(Saved entries)
________________________

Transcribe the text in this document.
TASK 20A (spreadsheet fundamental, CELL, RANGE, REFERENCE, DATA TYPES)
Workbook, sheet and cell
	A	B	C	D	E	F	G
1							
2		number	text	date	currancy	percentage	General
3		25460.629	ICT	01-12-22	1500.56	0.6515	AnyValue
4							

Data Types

________________________

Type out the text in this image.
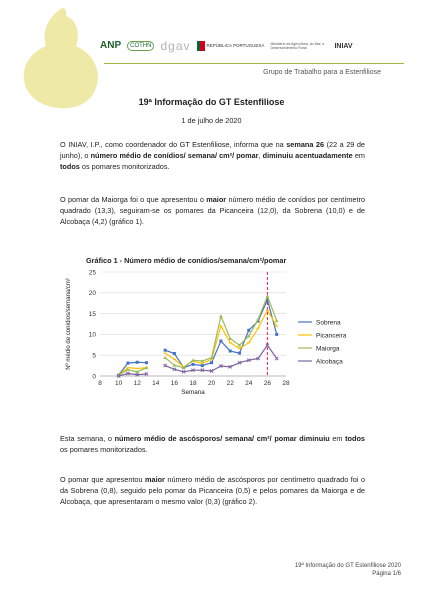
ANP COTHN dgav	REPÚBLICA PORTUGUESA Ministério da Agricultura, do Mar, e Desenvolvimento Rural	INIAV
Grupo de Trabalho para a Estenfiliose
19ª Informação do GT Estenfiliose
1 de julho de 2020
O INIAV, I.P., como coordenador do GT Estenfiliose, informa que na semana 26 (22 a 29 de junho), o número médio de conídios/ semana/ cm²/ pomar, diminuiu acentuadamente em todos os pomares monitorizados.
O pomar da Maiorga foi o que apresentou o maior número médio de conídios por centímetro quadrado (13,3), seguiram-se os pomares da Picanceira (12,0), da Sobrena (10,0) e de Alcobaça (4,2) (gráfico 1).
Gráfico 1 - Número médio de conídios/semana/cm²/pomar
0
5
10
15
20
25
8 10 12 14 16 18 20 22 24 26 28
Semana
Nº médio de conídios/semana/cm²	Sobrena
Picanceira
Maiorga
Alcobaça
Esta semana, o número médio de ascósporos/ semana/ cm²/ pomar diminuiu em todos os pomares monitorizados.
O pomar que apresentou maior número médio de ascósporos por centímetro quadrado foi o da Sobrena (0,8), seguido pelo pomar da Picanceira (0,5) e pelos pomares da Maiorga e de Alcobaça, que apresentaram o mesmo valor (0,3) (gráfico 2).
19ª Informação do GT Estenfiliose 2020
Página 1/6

________________________

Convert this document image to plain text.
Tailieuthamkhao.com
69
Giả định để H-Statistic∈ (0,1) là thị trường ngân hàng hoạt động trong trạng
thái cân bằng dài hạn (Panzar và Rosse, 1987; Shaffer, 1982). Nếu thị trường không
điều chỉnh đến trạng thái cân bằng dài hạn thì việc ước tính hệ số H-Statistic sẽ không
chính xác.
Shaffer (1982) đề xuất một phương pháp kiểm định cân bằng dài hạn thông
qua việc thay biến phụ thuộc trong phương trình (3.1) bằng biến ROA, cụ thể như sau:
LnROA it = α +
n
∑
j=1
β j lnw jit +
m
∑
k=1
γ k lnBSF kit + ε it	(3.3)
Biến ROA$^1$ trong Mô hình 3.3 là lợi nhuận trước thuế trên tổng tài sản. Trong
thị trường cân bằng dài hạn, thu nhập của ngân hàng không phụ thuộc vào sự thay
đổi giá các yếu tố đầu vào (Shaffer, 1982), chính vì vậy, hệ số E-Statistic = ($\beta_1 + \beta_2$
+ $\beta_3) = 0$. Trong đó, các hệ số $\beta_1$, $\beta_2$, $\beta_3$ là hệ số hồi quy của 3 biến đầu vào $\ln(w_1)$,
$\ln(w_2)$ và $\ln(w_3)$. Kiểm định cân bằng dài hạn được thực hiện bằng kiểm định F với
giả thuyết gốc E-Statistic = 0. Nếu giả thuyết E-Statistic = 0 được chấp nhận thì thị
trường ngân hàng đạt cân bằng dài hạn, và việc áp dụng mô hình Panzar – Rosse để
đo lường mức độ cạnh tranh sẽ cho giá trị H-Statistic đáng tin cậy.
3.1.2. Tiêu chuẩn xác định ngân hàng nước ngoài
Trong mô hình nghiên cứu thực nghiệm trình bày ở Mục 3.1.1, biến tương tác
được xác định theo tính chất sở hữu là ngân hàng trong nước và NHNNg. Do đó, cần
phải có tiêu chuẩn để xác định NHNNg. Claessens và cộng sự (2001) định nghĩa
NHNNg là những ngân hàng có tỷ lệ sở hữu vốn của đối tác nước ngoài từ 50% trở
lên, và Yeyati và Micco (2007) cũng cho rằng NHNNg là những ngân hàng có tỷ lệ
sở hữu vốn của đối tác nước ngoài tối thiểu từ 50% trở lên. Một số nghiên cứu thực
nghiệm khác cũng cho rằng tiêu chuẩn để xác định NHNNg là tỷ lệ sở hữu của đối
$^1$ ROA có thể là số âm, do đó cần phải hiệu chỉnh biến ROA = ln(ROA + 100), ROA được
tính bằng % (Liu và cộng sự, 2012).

________________________

Short exercise
Report how many lines in this data include the string "rằng", and nothing else.

Written answer
2